Input rows »
----------

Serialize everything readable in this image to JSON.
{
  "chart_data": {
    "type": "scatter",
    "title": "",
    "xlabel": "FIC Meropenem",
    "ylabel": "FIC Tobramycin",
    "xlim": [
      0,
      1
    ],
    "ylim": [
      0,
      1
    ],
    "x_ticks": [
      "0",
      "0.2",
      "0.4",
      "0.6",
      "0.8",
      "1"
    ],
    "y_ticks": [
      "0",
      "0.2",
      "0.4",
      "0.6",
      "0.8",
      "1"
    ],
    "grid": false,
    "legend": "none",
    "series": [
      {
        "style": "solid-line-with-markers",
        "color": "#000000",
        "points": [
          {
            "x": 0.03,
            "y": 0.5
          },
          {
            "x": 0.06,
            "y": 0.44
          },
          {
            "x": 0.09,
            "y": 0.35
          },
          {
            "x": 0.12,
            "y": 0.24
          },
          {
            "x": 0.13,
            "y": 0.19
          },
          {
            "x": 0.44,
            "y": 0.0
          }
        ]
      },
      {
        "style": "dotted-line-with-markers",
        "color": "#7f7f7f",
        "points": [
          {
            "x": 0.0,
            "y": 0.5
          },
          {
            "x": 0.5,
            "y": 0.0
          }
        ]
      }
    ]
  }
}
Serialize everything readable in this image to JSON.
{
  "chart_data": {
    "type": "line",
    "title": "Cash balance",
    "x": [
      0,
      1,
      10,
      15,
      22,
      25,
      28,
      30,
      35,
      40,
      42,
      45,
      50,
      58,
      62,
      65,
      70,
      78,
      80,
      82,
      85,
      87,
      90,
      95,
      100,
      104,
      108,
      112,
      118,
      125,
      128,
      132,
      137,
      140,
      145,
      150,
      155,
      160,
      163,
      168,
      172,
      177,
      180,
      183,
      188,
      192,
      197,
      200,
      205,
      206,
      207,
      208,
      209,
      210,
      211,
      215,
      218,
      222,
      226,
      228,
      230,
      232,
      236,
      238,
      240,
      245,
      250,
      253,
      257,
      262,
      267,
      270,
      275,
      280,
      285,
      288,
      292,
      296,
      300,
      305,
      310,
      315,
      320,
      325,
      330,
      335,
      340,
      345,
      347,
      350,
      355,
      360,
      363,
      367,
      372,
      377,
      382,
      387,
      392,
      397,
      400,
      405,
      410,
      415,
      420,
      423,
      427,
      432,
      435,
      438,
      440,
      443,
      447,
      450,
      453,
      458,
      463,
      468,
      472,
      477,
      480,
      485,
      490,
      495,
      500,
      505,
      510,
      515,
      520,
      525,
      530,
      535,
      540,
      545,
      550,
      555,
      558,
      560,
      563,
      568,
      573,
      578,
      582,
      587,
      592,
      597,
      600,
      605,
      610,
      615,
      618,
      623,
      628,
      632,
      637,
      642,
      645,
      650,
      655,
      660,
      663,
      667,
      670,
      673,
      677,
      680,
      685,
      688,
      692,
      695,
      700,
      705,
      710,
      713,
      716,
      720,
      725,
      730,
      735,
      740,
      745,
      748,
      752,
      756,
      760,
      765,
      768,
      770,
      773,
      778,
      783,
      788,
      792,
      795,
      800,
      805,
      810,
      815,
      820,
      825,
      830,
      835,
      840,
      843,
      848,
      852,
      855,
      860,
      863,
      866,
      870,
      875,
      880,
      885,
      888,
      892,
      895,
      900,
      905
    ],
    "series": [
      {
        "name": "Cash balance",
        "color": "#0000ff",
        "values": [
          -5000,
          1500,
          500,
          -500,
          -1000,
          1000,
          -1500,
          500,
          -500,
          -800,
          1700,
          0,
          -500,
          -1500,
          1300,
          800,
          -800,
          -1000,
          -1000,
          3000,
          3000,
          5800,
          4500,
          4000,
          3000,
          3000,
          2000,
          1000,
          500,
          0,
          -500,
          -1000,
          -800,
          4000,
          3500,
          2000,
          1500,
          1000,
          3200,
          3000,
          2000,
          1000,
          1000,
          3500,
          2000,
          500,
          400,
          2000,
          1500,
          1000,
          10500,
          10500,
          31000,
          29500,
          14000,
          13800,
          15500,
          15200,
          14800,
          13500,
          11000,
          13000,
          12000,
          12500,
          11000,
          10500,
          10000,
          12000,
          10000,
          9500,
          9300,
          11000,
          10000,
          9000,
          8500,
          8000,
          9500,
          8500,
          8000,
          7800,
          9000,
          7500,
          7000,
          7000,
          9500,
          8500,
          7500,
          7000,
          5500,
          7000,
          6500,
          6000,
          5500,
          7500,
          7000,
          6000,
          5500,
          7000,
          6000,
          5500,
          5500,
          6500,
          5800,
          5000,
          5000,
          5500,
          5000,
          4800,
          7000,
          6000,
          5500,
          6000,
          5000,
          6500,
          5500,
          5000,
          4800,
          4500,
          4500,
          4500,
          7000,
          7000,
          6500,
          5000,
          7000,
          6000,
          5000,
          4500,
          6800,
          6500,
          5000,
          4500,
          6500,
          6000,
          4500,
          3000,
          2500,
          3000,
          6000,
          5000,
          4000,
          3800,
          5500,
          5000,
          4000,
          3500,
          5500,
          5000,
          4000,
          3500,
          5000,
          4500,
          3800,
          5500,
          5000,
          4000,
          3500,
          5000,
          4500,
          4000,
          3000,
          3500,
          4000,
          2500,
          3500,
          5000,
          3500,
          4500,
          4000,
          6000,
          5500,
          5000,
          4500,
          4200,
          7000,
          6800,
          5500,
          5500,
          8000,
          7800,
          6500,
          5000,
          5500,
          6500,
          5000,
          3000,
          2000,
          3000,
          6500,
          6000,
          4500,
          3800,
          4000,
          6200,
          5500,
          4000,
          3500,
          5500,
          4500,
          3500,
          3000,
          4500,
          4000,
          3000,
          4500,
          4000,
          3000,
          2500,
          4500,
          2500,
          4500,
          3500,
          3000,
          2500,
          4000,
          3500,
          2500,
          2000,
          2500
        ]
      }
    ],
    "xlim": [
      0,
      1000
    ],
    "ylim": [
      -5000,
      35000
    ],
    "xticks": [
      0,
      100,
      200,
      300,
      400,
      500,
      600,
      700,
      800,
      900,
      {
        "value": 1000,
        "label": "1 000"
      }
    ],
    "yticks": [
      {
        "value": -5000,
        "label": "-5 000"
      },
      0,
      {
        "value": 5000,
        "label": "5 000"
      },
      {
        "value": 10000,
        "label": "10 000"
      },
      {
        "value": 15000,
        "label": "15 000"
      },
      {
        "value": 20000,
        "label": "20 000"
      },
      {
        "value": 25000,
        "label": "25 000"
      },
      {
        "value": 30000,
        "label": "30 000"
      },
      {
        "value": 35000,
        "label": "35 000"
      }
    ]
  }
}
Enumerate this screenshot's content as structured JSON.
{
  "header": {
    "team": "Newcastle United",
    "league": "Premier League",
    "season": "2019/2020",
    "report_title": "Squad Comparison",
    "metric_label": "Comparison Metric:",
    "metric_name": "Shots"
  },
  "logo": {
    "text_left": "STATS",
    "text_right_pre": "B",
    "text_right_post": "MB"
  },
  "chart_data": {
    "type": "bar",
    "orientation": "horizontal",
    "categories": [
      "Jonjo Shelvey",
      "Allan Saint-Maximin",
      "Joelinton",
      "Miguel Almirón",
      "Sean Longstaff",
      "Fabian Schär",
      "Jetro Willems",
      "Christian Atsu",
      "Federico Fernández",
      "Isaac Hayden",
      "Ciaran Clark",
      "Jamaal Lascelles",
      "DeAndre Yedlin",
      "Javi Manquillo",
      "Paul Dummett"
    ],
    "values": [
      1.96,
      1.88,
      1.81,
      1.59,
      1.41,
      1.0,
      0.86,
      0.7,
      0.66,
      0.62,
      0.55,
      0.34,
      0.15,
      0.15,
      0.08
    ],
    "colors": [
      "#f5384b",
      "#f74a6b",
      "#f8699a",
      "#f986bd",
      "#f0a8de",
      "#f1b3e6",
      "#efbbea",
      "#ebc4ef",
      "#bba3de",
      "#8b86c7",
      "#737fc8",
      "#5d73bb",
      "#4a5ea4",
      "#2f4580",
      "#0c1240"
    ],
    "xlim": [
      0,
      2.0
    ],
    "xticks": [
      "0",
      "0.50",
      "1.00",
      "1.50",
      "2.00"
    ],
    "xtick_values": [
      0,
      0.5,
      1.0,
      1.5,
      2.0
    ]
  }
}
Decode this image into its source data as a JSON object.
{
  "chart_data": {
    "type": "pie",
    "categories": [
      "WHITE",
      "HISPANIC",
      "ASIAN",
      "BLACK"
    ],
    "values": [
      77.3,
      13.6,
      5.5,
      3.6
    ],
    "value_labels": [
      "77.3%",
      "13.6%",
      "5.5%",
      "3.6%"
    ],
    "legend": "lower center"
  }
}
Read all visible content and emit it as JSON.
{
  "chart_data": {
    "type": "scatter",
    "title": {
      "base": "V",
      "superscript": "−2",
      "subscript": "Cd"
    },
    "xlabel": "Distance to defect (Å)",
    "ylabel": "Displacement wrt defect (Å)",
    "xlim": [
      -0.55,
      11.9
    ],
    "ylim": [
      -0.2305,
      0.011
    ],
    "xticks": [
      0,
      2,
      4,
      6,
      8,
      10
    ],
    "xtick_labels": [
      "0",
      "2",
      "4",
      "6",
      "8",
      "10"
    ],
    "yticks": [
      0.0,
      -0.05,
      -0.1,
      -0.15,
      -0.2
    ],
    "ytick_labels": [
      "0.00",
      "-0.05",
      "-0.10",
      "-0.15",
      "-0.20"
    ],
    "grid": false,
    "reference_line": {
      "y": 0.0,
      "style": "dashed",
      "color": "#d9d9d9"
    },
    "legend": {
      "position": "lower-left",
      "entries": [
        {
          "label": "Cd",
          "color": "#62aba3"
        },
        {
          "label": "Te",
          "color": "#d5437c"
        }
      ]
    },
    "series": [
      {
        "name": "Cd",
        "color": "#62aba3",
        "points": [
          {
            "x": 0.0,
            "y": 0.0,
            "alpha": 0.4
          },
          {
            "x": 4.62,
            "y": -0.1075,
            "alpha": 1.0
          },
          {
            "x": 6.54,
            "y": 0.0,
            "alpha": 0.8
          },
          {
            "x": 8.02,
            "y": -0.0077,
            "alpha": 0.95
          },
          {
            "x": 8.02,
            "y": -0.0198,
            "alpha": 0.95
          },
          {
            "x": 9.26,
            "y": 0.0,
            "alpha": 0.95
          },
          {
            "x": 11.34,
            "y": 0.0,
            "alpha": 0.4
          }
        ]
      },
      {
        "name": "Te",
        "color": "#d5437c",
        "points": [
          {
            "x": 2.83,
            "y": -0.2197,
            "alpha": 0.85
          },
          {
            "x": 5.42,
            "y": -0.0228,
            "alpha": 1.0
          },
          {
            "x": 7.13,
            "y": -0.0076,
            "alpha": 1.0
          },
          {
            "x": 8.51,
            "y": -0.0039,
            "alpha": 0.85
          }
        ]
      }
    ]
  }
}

----------

Problem requirements »
Return only the number of lines in the preceding records that contain the string "content".

Solution for this problem »
2